— Required work —
Type out the complete listing below word for word, without its pictures.
>> start Dataset entries
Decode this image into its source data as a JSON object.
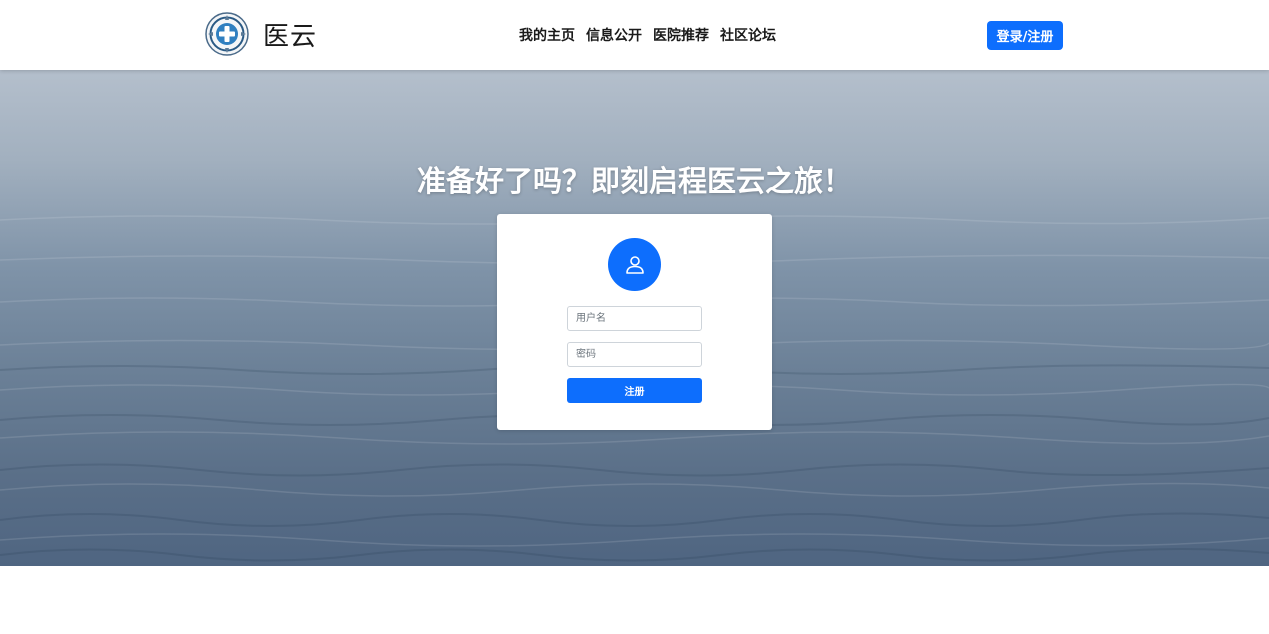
{
  "header": {
    "brand_name": "医云",
    "logo_icon": "medical-cross-compass-logo",
    "nav": [
      {
        "label": "我的主页"
      },
      {
        "label": "信息公开"
      },
      {
        "label": "医院推荐"
      },
      {
        "label": "社区论坛"
      }
    ],
    "login_label": "登录/注册"
  },
  "hero": {
    "title": "准备好了吗？即刻启程医云之旅！",
    "background": "sea-water-photo"
  },
  "register_form": {
    "avatar_icon": "user-icon",
    "username_placeholder": "用户名",
    "password_placeholder": "密码",
    "submit_label": "注册"
  },
  "colors": {
    "accent": "#0d6efd",
    "header_bg": "#ffffff",
    "card_bg": "#ffffff",
    "hero_top": "#b4bfcc",
    "hero_bottom": "#4f6581"
  }
}
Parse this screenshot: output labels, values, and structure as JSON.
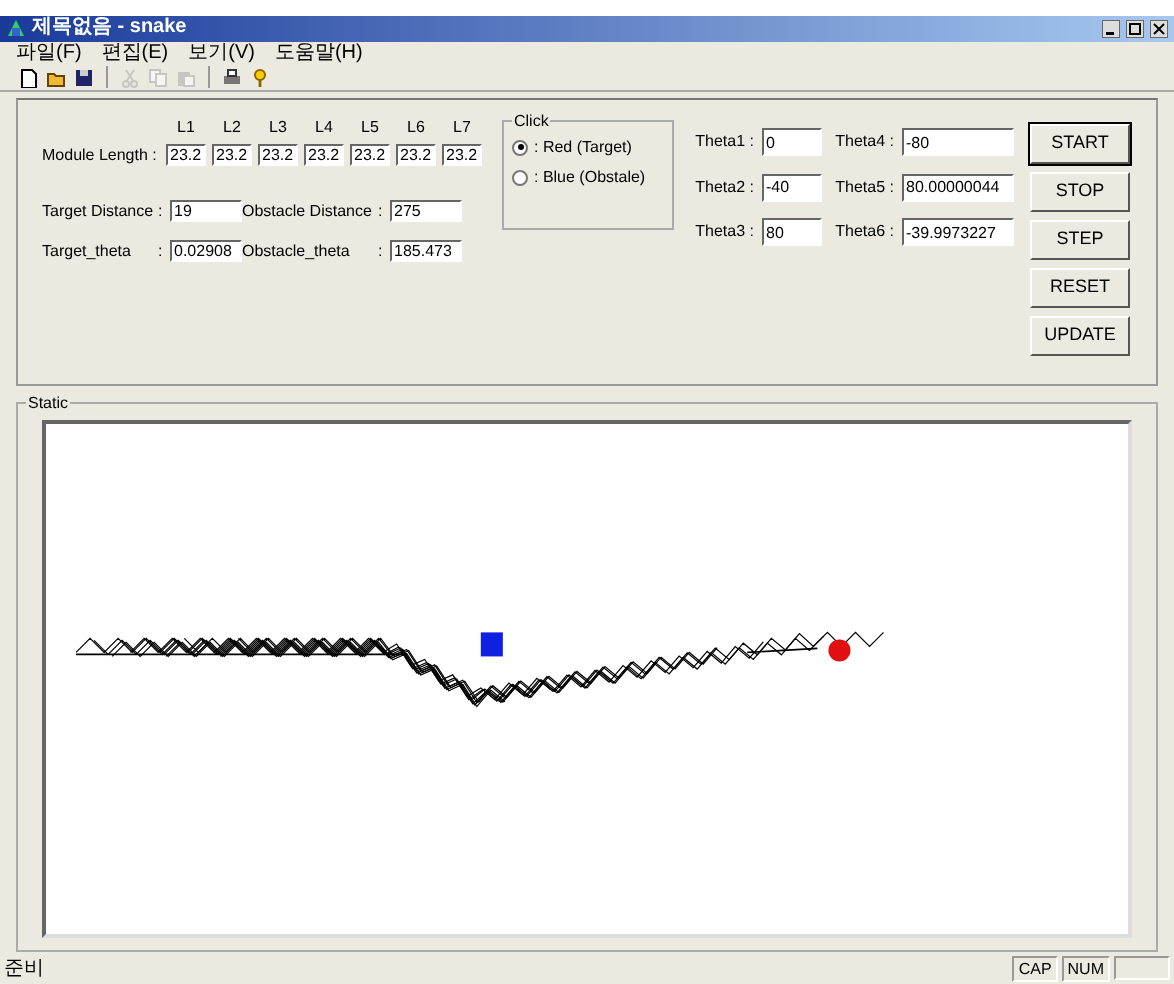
{
  "window": {
    "title": "제목없음 - snake"
  },
  "menu": [
    "파일(F)",
    "편집(E)",
    "보기(V)",
    "도움말(H)"
  ],
  "toolbar": [
    {
      "kind": "new",
      "disabled": false
    },
    {
      "kind": "open",
      "disabled": false
    },
    {
      "kind": "save",
      "disabled": false
    },
    {
      "kind": "separator"
    },
    {
      "kind": "cut",
      "disabled": true
    },
    {
      "kind": "copy",
      "disabled": true
    },
    {
      "kind": "paste",
      "disabled": true
    },
    {
      "kind": "separator"
    },
    {
      "kind": "print",
      "disabled": false
    },
    {
      "kind": "help",
      "disabled": false
    }
  ],
  "module_length": {
    "label": "Module Length :",
    "columns": [
      "L1",
      "L2",
      "L3",
      "L4",
      "L5",
      "L6",
      "L7"
    ],
    "values": [
      "23.2",
      "23.2",
      "23.2",
      "23.2",
      "23.2",
      "23.2",
      "23.2"
    ]
  },
  "measures": [
    {
      "label": "Target Distance",
      "colon": ":",
      "value": "19"
    },
    {
      "label": "Obstacle Distance",
      "colon": ":",
      "value": "275"
    },
    {
      "label": "Target_theta",
      "colon": ":",
      "value": "0.02908"
    },
    {
      "label": "Obstacle_theta",
      "colon": ":",
      "value": "185.473"
    }
  ],
  "click_group": {
    "legend": "Click",
    "options": [
      {
        "label": ": Red (Target)",
        "selected": true
      },
      {
        "label": ": Blue (Obstale)",
        "selected": false
      }
    ]
  },
  "thetas": [
    {
      "label": "Theta1 :",
      "value": "0"
    },
    {
      "label": "Theta2 :",
      "value": "-40"
    },
    {
      "label": "Theta3 :",
      "value": "80"
    },
    {
      "label": "Theta4 :",
      "value": "-80"
    },
    {
      "label": "Theta5 :",
      "value": "80.00000044"
    },
    {
      "label": "Theta6 :",
      "value": "-39.9973227"
    }
  ],
  "buttons": [
    {
      "label": "START",
      "default": true
    },
    {
      "label": "STOP",
      "default": false
    },
    {
      "label": "STEP",
      "default": false
    },
    {
      "label": "RESET",
      "default": false
    },
    {
      "label": "UPDATE",
      "default": false
    }
  ],
  "static_group": {
    "legend": "Static"
  },
  "status_bar": {
    "message": "준비",
    "indicators": [
      "CAP",
      "NUM"
    ]
  }
}
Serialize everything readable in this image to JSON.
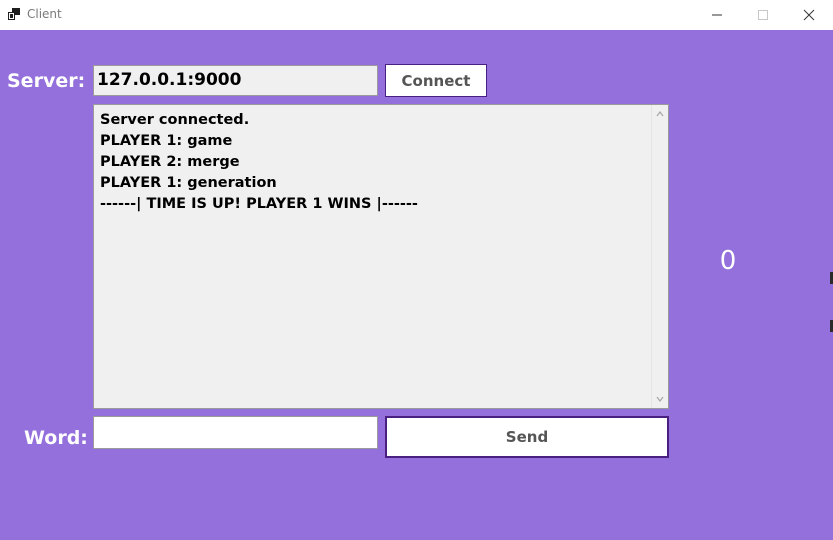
>> end Dataset entries
— Problem solution —
Decode this image into its source data as a JSON object.
{
  "header": {
    "brand_name": "医云",
    "logo_icon": "medical-cross-compass-logo",
    "nav": [
      {
        "label": "我的主页"
      },
      {
        "label": "信息公开"
      },
      {
        "label": "医院推荐"
      },
      {
        "label": "社区论坛"
      }
    ],
    "login_label": "登录/注册"
  },
  "hero": {
    "title": "准备好了吗？即刻启程医云之旅！",
    "background": "sea-water-photo"
  },
  "register_form": {
    "avatar_icon": "user-icon",
    "username_placeholder": "用户名",
    "password_placeholder": "密码",
    "submit_label": "注册"
  },
  "colors": {
    "accent": "#0d6efd",
    "header_bg": "#ffffff",
    "card_bg": "#ffffff",
    "hero_top": "#b4bfcc",
    "hero_bottom": "#4f6581"
  }
}
Parse this screenshot: output labels, values, and structure as JSON.
{
  "window": {
    "title": "제목없음 - snake"
  },
  "menu": [
    "파일(F)",
    "편집(E)",
    "보기(V)",
    "도움말(H)"
  ],
  "toolbar": [
    {
      "kind": "new",
      "disabled": false
    },
    {
      "kind": "open",
      "disabled": false
    },
    {
      "kind": "save",
      "disabled": false
    },
    {
      "kind": "separator"
    },
    {
      "kind": "cut",
      "disabled": true
    },
    {
      "kind": "copy",
      "disabled": true
    },
    {
      "kind": "paste",
      "disabled": true
    },
    {
      "kind": "separator"
    },
    {
      "kind": "print",
      "disabled": false
    },
    {
      "kind": "help",
      "disabled": false
    }
  ],
  "module_length": {
    "label": "Module Length :",
    "columns": [
      "L1",
      "L2",
      "L3",
      "L4",
      "L5",
      "L6",
      "L7"
    ],
    "values": [
      "23.2",
      "23.2",
      "23.2",
      "23.2",
      "23.2",
      "23.2",
      "23.2"
    ]
  },
  "measures": [
    {
      "label": "Target Distance",
      "colon": ":",
      "value": "19"
    },
    {
      "label": "Obstacle Distance",
      "colon": ":",
      "value": "275"
    },
    {
      "label": "Target_theta",
      "colon": ":",
      "value": "0.02908"
    },
    {
      "label": "Obstacle_theta",
      "colon": ":",
      "value": "185.473"
    }
  ],
  "click_group": {
    "legend": "Click",
    "options": [
      {
        "label": ": Red (Target)",
        "selected": true
      },
      {
        "label": ": Blue (Obstale)",
        "selected": false
      }
    ]
  },
  "thetas": [
    {
      "label": "Theta1 :",
      "value": "0"
    },
    {
      "label": "Theta2 :",
      "value": "-40"
    },
    {
      "label": "Theta3 :",
      "value": "80"
    },
    {
      "label": "Theta4 :",
      "value": "-80"
    },
    {
      "label": "Theta5 :",
      "value": "80.00000044"
    },
    {
      "label": "Theta6 :",
      "value": "-39.9973227"
    }
  ],
  "buttons": [
    {
      "label": "START",
      "default": true
    },
    {
      "label": "STOP",
      "default": false
    },
    {
      "label": "STEP",
      "default": false
    },
    {
      "label": "RESET",
      "default": false
    },
    {
      "label": "UPDATE",
      "default": false
    }
  ],
  "static_group": {
    "legend": "Static"
  },
  "status_bar": {
    "message": "준비",
    "indicators": [
      "CAP",
      "NUM"
    ]
  }
}
Serialize everything readable in this image to JSON.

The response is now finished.